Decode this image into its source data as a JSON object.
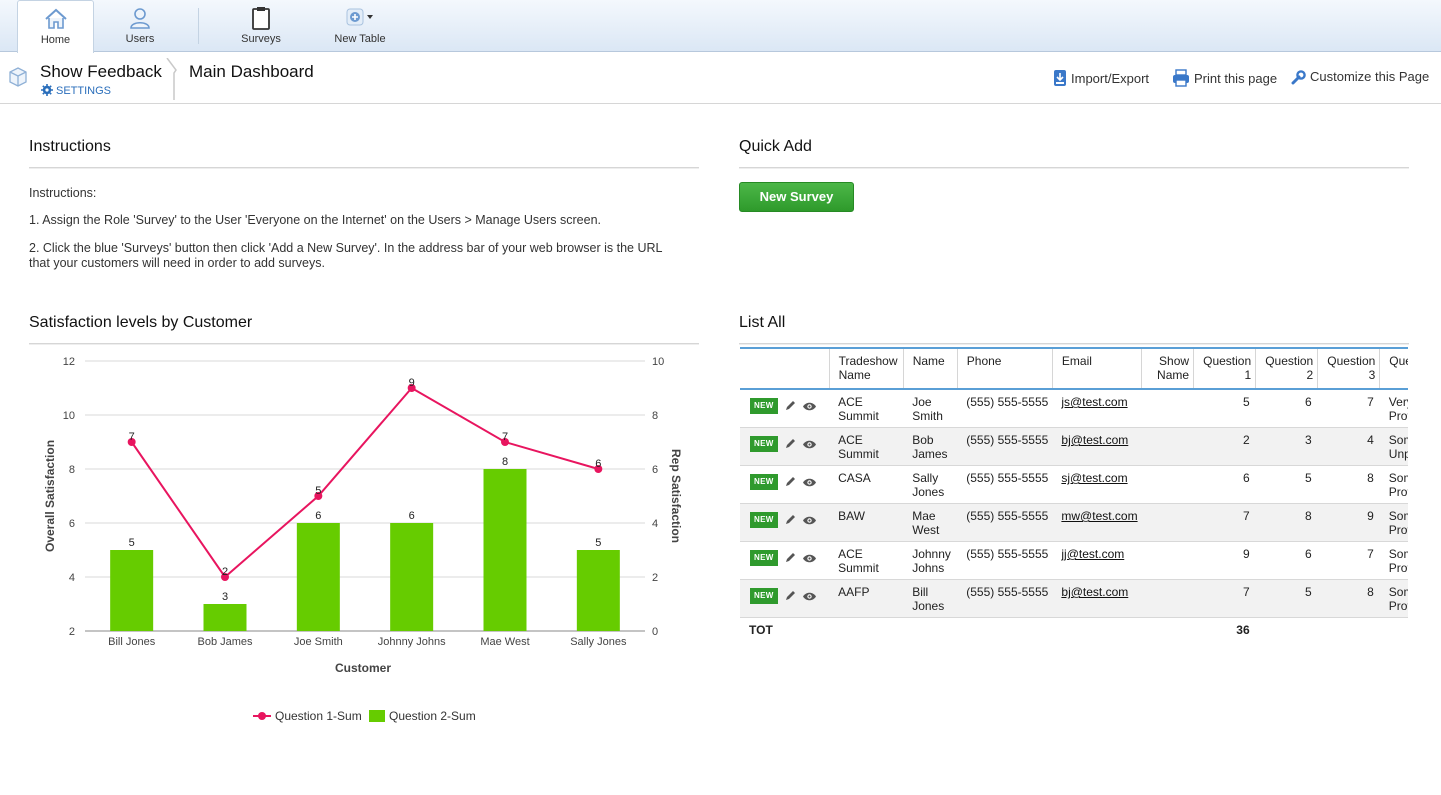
{
  "nav": {
    "items": [
      {
        "label": "Home",
        "icon": "home-icon"
      },
      {
        "label": "Users",
        "icon": "user-icon"
      },
      {
        "label": "Surveys",
        "icon": "clipboard-icon"
      },
      {
        "label": "New Table",
        "icon": "add-circle-icon"
      }
    ]
  },
  "header": {
    "app_title": "Show Feedback",
    "settings_label": "SETTINGS",
    "page_title": "Main Dashboard",
    "toolbar": {
      "import_label": "Import/Export",
      "print_label": "Print this page",
      "customize_label": "Customize this Page"
    }
  },
  "instructions": {
    "title": "Instructions",
    "heading": "Instructions:",
    "step1": "1. Assign the Role 'Survey' to the User 'Everyone on the Internet' on the Users > Manage Users screen.",
    "step2_line1": "2. Click the blue 'Surveys' button then click 'Add a New Survey'. In the address bar of your web browser is the URL",
    "step2_line2": "that your customers will need in order to add surveys."
  },
  "quick_add": {
    "title": "Quick Add",
    "button_label": "New Survey"
  },
  "chart_section": {
    "title": "Satisfaction levels by Customer"
  },
  "chart_data": {
    "type": "bar",
    "categories": [
      "Bill Jones",
      "Bob James",
      "Joe Smith",
      "Johnny Johns",
      "Mae West",
      "Sally Jones"
    ],
    "series": [
      {
        "name": "Question 2-Sum",
        "kind": "bar",
        "axis": "left",
        "values": [
          5,
          3,
          6,
          6,
          8,
          5
        ],
        "color": "#66cc00"
      },
      {
        "name": "Question 1-Sum",
        "kind": "line",
        "axis": "right",
        "values": [
          7,
          2,
          5,
          9,
          7,
          6
        ],
        "color": "#e8155f"
      }
    ],
    "xlabel": "Customer",
    "ylabel": "Overall Satisfaction",
    "y2label": "Rep Satisfaction",
    "ylim": [
      2,
      12
    ],
    "y2lim": [
      0,
      10
    ],
    "yticks": [
      "2",
      "4",
      "6",
      "8",
      "10",
      "12"
    ],
    "y2ticks": [
      "0",
      "2",
      "4",
      "6",
      "8",
      "10"
    ],
    "bar_labels": [
      "5",
      "3",
      "6",
      "6",
      "8",
      "5"
    ],
    "line_labels": [
      "7",
      "2",
      "5",
      "9",
      "7",
      "6"
    ],
    "legend": "bottom-center",
    "grid": true
  },
  "list": {
    "title": "List All",
    "badge": "NEW",
    "columns": [
      "Tradeshow Name",
      "Name",
      "Phone",
      "Email",
      "Show Name",
      "Question 1",
      "Question 2",
      "Question 3",
      "Ques"
    ],
    "column_lines": [
      [
        "Tradeshow",
        "Name"
      ],
      [
        "Name",
        ""
      ],
      [
        "Phone",
        ""
      ],
      [
        "Email",
        ""
      ],
      [
        "Show",
        "Name"
      ],
      [
        "Question",
        "1"
      ],
      [
        "Question",
        "2"
      ],
      [
        "Question",
        "3"
      ],
      [
        "Ques",
        ""
      ]
    ],
    "rows": [
      {
        "tradeshow": [
          "ACE",
          "Summit"
        ],
        "name": [
          "Joe",
          "Smith"
        ],
        "phone": "(555) 555-5555",
        "email": "js@test.com",
        "show": "",
        "q1": "5",
        "q2": "6",
        "q3": "7",
        "q4": [
          "Very",
          "Profe"
        ]
      },
      {
        "tradeshow": [
          "ACE",
          "Summit"
        ],
        "name": [
          "Bob",
          "James"
        ],
        "phone": "(555) 555-5555",
        "email": "bj@test.com",
        "show": "",
        "q1": "2",
        "q2": "3",
        "q3": "4",
        "q4": [
          "Som",
          "Unpr"
        ]
      },
      {
        "tradeshow": [
          "CASA",
          ""
        ],
        "name": [
          "Sally",
          "Jones"
        ],
        "phone": "(555) 555-5555",
        "email": "sj@test.com",
        "show": "",
        "q1": "6",
        "q2": "5",
        "q3": "8",
        "q4": [
          "Som",
          "Profe"
        ]
      },
      {
        "tradeshow": [
          "BAW",
          ""
        ],
        "name": [
          "Mae",
          "West"
        ],
        "phone": "(555) 555-5555",
        "email": "mw@test.com",
        "show": "",
        "q1": "7",
        "q2": "8",
        "q3": "9",
        "q4": [
          "Som",
          "Profe"
        ]
      },
      {
        "tradeshow": [
          "ACE",
          "Summit"
        ],
        "name": [
          "Johnny",
          "Johns"
        ],
        "phone": "(555) 555-5555",
        "email": "jj@test.com",
        "show": "",
        "q1": "9",
        "q2": "6",
        "q3": "7",
        "q4": [
          "Som",
          "Profe"
        ]
      },
      {
        "tradeshow": [
          "AAFP",
          ""
        ],
        "name": [
          "Bill",
          "Jones"
        ],
        "phone": "(555) 555-5555",
        "email": "bj@test.com",
        "show": "",
        "q1": "7",
        "q2": "5",
        "q3": "8",
        "q4": [
          "Som",
          "Profe"
        ]
      }
    ],
    "total_label": "TOT",
    "total_q1": "36"
  },
  "colors": {
    "accent_blue": "#2a6ebb",
    "green_button": "#3aa836",
    "bar_green": "#66cc00",
    "line_pink": "#e8155f"
  }
}
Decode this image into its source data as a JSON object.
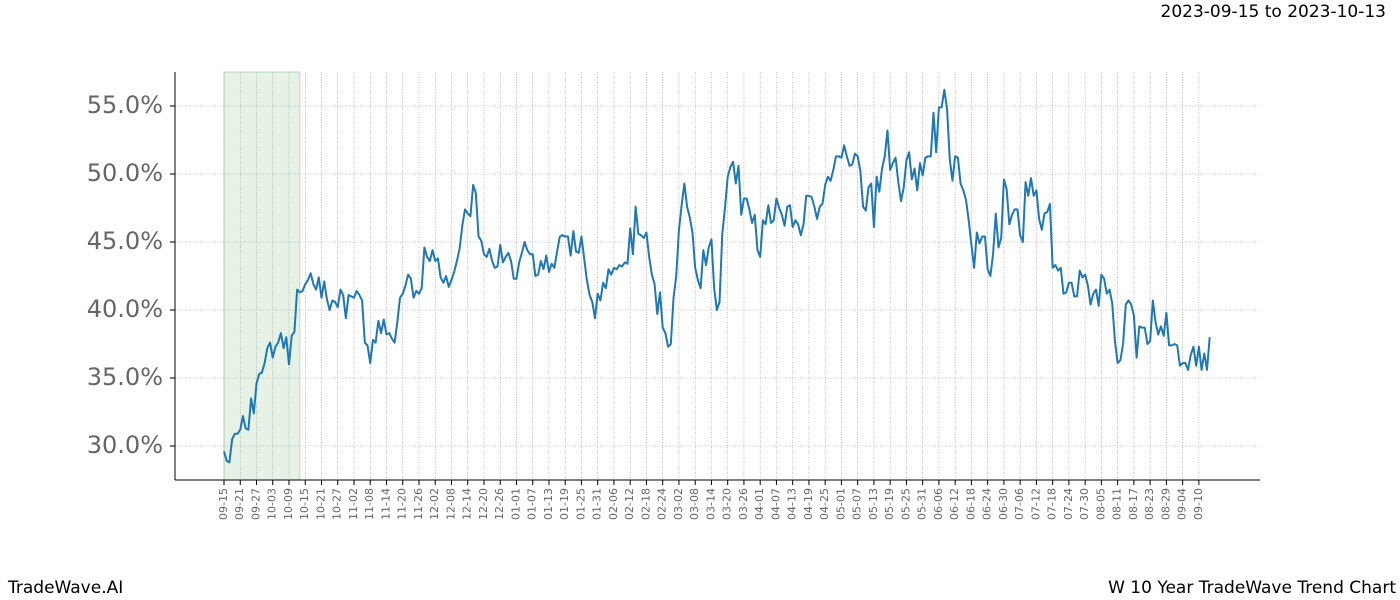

------

* Job
Keep the pictures out of the copy and return the rest of the data above exactly.

* Solution to the problem
Decode this image into its source data as a JSON object.
{
  "nav": {
    "items": [
      {
        "label": "Home",
        "icon": "home-icon"
      },
      {
        "label": "Users",
        "icon": "user-icon"
      },
      {
        "label": "Surveys",
        "icon": "clipboard-icon"
      },
      {
        "label": "New Table",
        "icon": "add-circle-icon"
      }
    ]
  },
  "header": {
    "app_title": "Show Feedback",
    "settings_label": "SETTINGS",
    "page_title": "Main Dashboard",
    "toolbar": {
      "import_label": "Import/Export",
      "print_label": "Print this page",
      "customize_label": "Customize this Page"
    }
  },
  "instructions": {
    "title": "Instructions",
    "heading": "Instructions:",
    "step1": "1. Assign the Role 'Survey' to the User 'Everyone on the Internet' on the Users > Manage Users screen.",
    "step2_line1": "2. Click the blue 'Surveys' button then click 'Add a New Survey'. In the address bar of your web browser is the URL",
    "step2_line2": "that your customers will need in order to add surveys."
  },
  "quick_add": {
    "title": "Quick Add",
    "button_label": "New Survey"
  },
  "chart_section": {
    "title": "Satisfaction levels by Customer"
  },
  "chart_data": {
    "type": "bar",
    "categories": [
      "Bill Jones",
      "Bob James",
      "Joe Smith",
      "Johnny Johns",
      "Mae West",
      "Sally Jones"
    ],
    "series": [
      {
        "name": "Question 2-Sum",
        "kind": "bar",
        "axis": "left",
        "values": [
          5,
          3,
          6,
          6,
          8,
          5
        ],
        "color": "#66cc00"
      },
      {
        "name": "Question 1-Sum",
        "kind": "line",
        "axis": "right",
        "values": [
          7,
          2,
          5,
          9,
          7,
          6
        ],
        "color": "#e8155f"
      }
    ],
    "xlabel": "Customer",
    "ylabel": "Overall Satisfaction",
    "y2label": "Rep Satisfaction",
    "ylim": [
      2,
      12
    ],
    "y2lim": [
      0,
      10
    ],
    "yticks": [
      "2",
      "4",
      "6",
      "8",
      "10",
      "12"
    ],
    "y2ticks": [
      "0",
      "2",
      "4",
      "6",
      "8",
      "10"
    ],
    "bar_labels": [
      "5",
      "3",
      "6",
      "6",
      "8",
      "5"
    ],
    "line_labels": [
      "7",
      "2",
      "5",
      "9",
      "7",
      "6"
    ],
    "legend": "bottom-center",
    "grid": true
  },
  "list": {
    "title": "List All",
    "badge": "NEW",
    "columns": [
      "Tradeshow Name",
      "Name",
      "Phone",
      "Email",
      "Show Name",
      "Question 1",
      "Question 2",
      "Question 3",
      "Ques"
    ],
    "column_lines": [
      [
        "Tradeshow",
        "Name"
      ],
      [
        "Name",
        ""
      ],
      [
        "Phone",
        ""
      ],
      [
        "Email",
        ""
      ],
      [
        "Show",
        "Name"
      ],
      [
        "Question",
        "1"
      ],
      [
        "Question",
        "2"
      ],
      [
        "Question",
        "3"
      ],
      [
        "Ques",
        ""
      ]
    ],
    "rows": [
      {
        "tradeshow": [
          "ACE",
          "Summit"
        ],
        "name": [
          "Joe",
          "Smith"
        ],
        "phone": "(555) 555-5555",
        "email": "js@test.com",
        "show": "",
        "q1": "5",
        "q2": "6",
        "q3": "7",
        "q4": [
          "Very",
          "Profe"
        ]
      },
      {
        "tradeshow": [
          "ACE",
          "Summit"
        ],
        "name": [
          "Bob",
          "James"
        ],
        "phone": "(555) 555-5555",
        "email": "bj@test.com",
        "show": "",
        "q1": "2",
        "q2": "3",
        "q3": "4",
        "q4": [
          "Som",
          "Unpr"
        ]
      },
      {
        "tradeshow": [
          "CASA",
          ""
        ],
        "name": [
          "Sally",
          "Jones"
        ],
        "phone": "(555) 555-5555",
        "email": "sj@test.com",
        "show": "",
        "q1": "6",
        "q2": "5",
        "q3": "8",
        "q4": [
          "Som",
          "Profe"
        ]
      },
      {
        "tradeshow": [
          "BAW",
          ""
        ],
        "name": [
          "Mae",
          "West"
        ],
        "phone": "(555) 555-5555",
        "email": "mw@test.com",
        "show": "",
        "q1": "7",
        "q2": "8",
        "q3": "9",
        "q4": [
          "Som",
          "Profe"
        ]
      },
      {
        "tradeshow": [
          "ACE",
          "Summit"
        ],
        "name": [
          "Johnny",
          "Johns"
        ],
        "phone": "(555) 555-5555",
        "email": "jj@test.com",
        "show": "",
        "q1": "9",
        "q2": "6",
        "q3": "7",
        "q4": [
          "Som",
          "Profe"
        ]
      },
      {
        "tradeshow": [
          "AAFP",
          ""
        ],
        "name": [
          "Bill",
          "Jones"
        ],
        "phone": "(555) 555-5555",
        "email": "bj@test.com",
        "show": "",
        "q1": "7",
        "q2": "5",
        "q3": "8",
        "q4": [
          "Som",
          "Profe"
        ]
      }
    ],
    "total_label": "TOT",
    "total_q1": "36"
  },
  "colors": {
    "accent_blue": "#2a6ebb",
    "green_button": "#3aa836",
    "bar_green": "#66cc00",
    "line_pink": "#e8155f"
  }
}
Decode this image into its source data as a JSON object.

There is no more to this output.